分析用テキスト
────────

工程(i-1)では、組合体10と、ケース5とを用意し、組合体10をケース5に収納する。この工程(i-1)は、代表的には、常温T
rで行う。本例では、コイル2と、磁性コア3と、保持部材4とを組み付けた後、樹脂モールド部8を形成することで、組合体10が製造される。組合体10は、樹脂モールド部8によって一体化されるため、取り扱い易く、ケース5に容易に収納できる。また、本例では、ケース5の内底面510に接着層9となる接着シート90を配置したり、接着剤を塗布したりするとよい。なお、
図3Aは、樹脂モールド部8を省略している。また、
図3Aから
図3Dは、接着シート90を例示する。
【0106】
本例では、巻回部21,22の並び方向がケース5の深さ方向に沿うように、組合体10をケース5に収納する。この収納により、縦積み型のリアクトル1Aが製造できる。
【0107】
工程(i-2)では、組合体10を収納した状態でケース5を加熱する。この加熱は、封止樹脂部6の原料樹脂60を固化し易いように行う予熱に相当する。そのため、温度T5は、封止樹脂部6の構成材料に応じて選択するとよい。但し、Tr<T5である。常温Trから温度T5に加熱することで、ケース5は熱膨張する。この熱膨張により、温度T5におけるケース5の開口部55の長辺長さは、常温Trでの長さL5から長さL50に変化する。L5<L50である。ケース5の熱膨張に伴う長辺長さの変化量は、代表的には、ケース5の構成材料の熱膨張係数、ケース5の体積、常温Trと温度T5との温度差によって調整する。

────────

演習の目的
リアクトル製造工程の文章のうち、「工程(i-1)では、組合体1」から「リアクトル1Aが製造できる。」までの部分を、「組合体10」を「組立体10」に入れ替えて書き直してもらえますか？

────────

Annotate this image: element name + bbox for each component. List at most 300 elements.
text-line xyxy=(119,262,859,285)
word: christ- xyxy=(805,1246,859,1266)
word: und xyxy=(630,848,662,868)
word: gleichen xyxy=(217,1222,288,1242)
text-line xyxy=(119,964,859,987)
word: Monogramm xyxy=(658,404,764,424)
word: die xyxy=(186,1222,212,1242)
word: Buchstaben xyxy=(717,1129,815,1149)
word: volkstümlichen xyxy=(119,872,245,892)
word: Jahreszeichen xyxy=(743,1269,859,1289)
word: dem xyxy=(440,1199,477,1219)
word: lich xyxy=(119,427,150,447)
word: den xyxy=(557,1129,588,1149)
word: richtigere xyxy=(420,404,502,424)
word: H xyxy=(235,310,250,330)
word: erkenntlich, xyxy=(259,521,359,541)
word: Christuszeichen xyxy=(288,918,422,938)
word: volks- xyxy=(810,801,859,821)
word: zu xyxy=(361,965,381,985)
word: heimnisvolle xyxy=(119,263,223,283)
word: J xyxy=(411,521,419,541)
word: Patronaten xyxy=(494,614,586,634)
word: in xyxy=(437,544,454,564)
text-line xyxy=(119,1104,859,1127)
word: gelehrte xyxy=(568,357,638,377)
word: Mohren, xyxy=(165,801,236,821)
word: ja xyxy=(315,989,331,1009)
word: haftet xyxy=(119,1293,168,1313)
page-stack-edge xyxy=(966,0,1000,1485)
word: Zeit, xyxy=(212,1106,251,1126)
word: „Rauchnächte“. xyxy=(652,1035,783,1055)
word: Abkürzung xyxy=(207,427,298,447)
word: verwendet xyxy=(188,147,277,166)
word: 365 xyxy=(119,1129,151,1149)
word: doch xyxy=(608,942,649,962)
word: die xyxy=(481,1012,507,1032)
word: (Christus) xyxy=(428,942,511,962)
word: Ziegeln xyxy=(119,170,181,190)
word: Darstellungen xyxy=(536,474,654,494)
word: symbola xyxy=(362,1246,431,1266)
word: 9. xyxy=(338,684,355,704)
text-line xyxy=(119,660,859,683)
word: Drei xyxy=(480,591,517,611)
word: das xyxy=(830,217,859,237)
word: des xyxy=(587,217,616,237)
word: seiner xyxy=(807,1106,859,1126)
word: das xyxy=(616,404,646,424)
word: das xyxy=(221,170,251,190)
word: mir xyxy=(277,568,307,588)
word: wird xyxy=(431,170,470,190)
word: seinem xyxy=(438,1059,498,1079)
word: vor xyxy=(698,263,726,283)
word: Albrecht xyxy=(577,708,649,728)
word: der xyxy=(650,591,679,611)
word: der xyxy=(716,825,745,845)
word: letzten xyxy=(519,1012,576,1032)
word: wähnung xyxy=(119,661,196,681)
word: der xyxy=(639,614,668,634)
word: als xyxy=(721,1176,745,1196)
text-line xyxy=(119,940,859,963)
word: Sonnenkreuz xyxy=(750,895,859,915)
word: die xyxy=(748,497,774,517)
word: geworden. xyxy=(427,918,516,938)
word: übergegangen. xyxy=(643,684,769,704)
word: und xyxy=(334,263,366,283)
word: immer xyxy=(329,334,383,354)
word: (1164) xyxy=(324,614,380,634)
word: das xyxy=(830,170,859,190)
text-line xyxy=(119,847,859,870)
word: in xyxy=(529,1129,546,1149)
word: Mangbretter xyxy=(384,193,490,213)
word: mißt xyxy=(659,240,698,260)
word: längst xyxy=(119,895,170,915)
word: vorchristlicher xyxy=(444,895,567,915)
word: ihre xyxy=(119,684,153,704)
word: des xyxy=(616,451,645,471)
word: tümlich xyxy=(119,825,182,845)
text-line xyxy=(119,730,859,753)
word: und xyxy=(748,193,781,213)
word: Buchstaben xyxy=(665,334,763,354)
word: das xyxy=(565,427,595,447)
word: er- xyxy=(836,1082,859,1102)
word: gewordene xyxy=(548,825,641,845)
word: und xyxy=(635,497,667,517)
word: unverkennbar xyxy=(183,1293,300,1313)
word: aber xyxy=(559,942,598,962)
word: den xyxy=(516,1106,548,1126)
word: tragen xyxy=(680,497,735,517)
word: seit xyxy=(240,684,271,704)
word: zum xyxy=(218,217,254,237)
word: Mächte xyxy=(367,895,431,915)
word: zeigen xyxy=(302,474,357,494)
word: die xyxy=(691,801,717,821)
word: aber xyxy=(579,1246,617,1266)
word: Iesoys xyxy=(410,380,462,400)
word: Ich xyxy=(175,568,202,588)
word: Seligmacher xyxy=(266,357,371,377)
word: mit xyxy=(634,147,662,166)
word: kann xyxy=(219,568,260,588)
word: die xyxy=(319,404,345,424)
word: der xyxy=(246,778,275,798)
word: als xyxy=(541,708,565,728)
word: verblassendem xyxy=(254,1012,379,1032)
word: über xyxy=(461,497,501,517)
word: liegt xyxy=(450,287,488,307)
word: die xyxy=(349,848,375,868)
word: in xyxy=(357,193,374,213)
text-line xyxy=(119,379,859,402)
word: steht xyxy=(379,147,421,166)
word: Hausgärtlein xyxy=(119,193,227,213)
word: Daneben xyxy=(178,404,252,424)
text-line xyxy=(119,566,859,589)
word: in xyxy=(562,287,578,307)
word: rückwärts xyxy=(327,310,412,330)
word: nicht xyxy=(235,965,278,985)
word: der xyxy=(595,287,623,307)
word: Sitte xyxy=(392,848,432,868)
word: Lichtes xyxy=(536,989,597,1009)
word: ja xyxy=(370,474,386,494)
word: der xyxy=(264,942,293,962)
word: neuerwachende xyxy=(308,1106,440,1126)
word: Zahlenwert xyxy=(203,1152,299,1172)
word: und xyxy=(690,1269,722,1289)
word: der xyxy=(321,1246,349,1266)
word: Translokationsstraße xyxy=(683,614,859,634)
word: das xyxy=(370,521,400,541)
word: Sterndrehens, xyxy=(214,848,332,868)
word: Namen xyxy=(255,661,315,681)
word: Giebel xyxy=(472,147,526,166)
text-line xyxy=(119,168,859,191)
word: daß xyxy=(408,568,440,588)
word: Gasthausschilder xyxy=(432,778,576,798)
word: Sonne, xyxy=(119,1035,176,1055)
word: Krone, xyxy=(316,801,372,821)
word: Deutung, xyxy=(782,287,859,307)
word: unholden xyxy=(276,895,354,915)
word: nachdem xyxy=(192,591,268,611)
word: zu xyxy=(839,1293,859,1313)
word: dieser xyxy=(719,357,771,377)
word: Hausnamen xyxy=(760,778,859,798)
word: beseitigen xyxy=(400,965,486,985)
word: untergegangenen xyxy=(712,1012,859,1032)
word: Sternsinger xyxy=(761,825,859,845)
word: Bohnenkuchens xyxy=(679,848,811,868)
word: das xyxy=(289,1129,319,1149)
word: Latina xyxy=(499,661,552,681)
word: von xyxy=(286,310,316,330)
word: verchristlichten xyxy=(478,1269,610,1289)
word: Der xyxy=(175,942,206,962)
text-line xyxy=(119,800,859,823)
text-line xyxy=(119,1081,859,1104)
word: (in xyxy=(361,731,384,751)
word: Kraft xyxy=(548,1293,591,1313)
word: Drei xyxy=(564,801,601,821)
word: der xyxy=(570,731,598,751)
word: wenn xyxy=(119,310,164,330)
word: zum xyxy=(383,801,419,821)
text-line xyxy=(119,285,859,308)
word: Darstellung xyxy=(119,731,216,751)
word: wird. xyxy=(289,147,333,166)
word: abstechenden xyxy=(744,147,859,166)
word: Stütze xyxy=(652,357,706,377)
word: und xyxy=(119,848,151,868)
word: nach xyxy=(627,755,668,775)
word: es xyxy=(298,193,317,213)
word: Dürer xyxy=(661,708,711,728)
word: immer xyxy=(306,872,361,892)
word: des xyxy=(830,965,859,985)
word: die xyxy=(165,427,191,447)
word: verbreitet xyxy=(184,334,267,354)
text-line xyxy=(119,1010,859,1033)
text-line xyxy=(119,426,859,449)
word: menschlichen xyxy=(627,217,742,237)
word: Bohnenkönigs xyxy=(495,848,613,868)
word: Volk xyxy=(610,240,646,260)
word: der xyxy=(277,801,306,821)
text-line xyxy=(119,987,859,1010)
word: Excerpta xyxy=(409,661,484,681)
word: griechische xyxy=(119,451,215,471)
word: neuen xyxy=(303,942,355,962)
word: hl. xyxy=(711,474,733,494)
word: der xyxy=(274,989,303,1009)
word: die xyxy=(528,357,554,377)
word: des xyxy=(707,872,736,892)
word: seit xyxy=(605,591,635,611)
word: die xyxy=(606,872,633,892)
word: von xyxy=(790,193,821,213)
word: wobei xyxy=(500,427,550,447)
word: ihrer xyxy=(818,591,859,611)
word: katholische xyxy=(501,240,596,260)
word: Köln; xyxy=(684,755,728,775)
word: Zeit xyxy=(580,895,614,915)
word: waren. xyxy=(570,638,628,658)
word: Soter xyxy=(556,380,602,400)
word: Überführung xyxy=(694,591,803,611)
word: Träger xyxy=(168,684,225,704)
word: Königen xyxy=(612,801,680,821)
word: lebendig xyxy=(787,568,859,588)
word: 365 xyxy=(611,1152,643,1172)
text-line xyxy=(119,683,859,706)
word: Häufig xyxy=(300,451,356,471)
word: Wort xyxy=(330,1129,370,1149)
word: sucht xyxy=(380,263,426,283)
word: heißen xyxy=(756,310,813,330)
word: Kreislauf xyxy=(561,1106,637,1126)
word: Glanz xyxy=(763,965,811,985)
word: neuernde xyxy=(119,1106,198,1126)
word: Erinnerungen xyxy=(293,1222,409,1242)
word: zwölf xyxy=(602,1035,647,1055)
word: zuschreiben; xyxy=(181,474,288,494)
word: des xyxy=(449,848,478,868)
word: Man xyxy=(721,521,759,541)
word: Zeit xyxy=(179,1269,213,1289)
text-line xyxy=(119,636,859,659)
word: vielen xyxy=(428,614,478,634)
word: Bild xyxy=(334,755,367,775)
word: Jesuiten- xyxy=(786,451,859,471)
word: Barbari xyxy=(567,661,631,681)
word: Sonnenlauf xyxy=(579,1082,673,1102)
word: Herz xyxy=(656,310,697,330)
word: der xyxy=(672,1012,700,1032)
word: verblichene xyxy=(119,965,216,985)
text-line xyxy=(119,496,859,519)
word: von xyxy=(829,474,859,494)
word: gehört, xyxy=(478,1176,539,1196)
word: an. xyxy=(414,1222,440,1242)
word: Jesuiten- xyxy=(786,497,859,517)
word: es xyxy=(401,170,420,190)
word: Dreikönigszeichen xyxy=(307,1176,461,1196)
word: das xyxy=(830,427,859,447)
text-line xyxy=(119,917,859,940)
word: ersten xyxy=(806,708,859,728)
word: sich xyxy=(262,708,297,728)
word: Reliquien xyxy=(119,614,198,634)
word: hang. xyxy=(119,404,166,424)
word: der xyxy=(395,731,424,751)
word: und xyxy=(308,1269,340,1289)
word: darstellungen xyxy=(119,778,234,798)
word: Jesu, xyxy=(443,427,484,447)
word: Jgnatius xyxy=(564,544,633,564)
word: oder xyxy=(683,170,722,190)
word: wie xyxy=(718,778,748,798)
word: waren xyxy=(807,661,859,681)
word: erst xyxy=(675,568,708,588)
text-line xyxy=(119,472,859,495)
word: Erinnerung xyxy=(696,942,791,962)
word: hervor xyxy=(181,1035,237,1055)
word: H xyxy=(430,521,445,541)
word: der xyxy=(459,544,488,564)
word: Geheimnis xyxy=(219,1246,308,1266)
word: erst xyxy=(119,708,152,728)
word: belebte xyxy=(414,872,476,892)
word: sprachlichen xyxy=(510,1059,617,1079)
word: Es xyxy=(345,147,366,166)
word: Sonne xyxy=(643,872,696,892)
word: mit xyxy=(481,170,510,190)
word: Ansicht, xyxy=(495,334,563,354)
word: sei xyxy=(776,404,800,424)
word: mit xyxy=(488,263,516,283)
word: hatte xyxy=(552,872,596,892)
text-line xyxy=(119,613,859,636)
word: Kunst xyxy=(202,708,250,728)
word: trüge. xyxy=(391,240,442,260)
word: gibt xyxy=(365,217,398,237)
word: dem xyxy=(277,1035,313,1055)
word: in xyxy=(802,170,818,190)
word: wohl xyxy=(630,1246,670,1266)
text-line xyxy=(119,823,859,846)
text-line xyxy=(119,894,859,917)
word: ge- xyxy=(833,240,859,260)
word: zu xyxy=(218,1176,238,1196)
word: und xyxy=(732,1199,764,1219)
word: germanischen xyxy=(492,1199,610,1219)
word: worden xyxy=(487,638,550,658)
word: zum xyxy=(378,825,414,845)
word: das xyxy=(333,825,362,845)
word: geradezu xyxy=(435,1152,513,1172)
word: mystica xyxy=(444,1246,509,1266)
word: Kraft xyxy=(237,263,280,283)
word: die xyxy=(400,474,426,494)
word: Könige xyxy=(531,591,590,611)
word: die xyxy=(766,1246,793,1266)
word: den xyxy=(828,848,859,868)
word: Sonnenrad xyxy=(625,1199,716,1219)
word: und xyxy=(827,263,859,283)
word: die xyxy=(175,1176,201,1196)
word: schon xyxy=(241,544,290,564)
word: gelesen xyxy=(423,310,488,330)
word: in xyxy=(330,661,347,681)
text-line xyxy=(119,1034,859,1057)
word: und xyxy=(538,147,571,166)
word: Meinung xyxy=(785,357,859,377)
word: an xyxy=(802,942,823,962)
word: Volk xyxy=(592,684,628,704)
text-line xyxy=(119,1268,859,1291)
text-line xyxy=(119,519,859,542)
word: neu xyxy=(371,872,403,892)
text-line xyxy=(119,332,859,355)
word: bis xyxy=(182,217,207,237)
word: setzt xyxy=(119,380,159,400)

────────

本演習の解答
工程(i-1)では、組立体10と、ケース5とを用意し、組立体10をケース5に収納する。この工程(i-1)は、代表的には、常温T
rで行う。本例では、コイル2と、磁性コア3と、保持部材4とを組み付けた後、樹脂モールド部8を形成することで、組立体10が製造される。組立体10は、樹脂モールド部8によって一体化されるため、取り扱い易く、ケース5に容易に収納できる。また、本例では、ケース5の内底面510に接着層9となる接着シート90を配置したり、接着剤を塗布したりするとよい。なお、
図3Aは、樹脂モールド部8を省略している。また、
図3Aから
図3Dは、接着シート90を例示する。
【0106】
本例では、巻回部21,22の並び方向がケース5の深さ方向に沿うように、組立体10をケース5に収納する。この収納により、縦積み型のリアクトル1Aが製造できる。